Recorded data:
————

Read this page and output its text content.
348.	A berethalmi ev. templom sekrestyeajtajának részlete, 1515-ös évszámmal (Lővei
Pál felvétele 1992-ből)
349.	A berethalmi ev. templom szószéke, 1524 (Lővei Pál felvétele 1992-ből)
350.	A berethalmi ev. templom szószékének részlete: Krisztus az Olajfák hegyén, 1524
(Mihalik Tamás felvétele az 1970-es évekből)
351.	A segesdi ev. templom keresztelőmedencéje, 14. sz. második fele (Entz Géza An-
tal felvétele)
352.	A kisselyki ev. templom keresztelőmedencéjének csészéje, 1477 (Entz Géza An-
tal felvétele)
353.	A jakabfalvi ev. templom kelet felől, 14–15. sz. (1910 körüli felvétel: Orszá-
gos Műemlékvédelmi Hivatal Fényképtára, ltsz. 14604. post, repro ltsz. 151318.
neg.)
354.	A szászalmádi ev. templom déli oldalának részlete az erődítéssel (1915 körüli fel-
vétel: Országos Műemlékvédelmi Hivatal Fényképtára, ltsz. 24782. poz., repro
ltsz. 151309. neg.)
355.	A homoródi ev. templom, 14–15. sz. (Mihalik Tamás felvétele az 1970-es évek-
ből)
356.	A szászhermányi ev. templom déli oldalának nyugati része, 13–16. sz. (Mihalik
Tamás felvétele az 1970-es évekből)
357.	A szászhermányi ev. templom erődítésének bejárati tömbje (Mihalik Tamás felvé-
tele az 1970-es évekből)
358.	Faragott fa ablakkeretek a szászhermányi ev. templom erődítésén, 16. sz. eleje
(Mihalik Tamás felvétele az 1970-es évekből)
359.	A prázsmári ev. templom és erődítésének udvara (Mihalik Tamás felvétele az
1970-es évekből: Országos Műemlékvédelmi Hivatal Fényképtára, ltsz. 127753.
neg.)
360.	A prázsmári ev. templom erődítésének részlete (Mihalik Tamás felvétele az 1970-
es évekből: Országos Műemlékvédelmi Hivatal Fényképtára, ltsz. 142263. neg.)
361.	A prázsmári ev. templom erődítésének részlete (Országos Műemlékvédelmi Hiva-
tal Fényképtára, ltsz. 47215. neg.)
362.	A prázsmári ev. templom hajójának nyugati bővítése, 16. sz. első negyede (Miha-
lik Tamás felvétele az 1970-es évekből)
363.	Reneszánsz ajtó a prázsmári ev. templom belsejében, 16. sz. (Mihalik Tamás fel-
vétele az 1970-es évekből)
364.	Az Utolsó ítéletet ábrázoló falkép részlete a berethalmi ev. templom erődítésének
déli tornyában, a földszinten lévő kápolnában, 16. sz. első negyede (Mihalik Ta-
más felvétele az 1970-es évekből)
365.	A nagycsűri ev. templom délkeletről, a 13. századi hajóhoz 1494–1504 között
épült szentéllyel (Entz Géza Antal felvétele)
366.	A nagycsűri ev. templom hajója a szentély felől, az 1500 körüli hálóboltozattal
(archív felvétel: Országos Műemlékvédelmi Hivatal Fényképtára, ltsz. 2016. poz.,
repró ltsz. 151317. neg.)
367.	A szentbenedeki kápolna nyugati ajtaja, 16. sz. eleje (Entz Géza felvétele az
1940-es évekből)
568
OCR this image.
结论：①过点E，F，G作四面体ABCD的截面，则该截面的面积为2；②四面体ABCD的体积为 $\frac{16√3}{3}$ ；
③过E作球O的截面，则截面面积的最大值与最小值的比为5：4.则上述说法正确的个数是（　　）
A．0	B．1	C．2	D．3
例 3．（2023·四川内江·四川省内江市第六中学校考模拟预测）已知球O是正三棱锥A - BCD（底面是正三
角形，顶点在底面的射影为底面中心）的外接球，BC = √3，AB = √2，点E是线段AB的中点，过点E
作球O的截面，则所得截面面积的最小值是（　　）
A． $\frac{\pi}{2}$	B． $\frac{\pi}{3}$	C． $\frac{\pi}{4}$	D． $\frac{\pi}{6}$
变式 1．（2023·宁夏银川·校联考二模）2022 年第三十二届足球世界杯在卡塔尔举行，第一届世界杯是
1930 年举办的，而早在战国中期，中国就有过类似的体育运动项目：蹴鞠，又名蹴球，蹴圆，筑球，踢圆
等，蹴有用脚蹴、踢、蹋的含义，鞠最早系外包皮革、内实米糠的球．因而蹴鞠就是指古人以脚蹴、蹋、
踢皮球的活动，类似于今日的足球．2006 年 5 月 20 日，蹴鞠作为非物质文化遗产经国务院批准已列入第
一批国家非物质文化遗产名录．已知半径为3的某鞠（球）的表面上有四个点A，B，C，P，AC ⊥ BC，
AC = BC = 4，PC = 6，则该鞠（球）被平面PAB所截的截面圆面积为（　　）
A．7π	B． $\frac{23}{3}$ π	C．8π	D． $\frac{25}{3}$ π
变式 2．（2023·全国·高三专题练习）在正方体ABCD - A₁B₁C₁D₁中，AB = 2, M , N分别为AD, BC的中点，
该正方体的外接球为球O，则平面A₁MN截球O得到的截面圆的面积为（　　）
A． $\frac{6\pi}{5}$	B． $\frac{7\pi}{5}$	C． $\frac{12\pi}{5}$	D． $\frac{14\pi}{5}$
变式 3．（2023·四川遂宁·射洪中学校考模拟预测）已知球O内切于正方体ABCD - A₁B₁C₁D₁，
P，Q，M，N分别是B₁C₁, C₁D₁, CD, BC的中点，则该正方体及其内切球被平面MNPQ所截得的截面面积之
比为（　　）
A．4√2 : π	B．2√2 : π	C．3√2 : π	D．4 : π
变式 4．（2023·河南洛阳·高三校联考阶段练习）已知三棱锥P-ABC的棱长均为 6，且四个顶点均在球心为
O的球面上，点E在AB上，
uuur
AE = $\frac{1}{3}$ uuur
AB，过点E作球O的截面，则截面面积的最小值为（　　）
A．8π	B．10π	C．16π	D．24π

————

_Short task_
Gather all lines of the records that include the word "Entz".

_Response to the exercise_
351.	A segesdi ev. templom keresztelőmedencéje, 14. sz. második fele (Entz Géza An-
352.	A kisselyki ev. templom keresztelőmedencéjének csészéje, 1477 (Entz Géza An-
épült szentéllyel (Entz Géza Antal felvétele)
367.	A szentbenedeki kápolna nyugati ajtaja, 16. sz. eleje (Entz Géza felvétele az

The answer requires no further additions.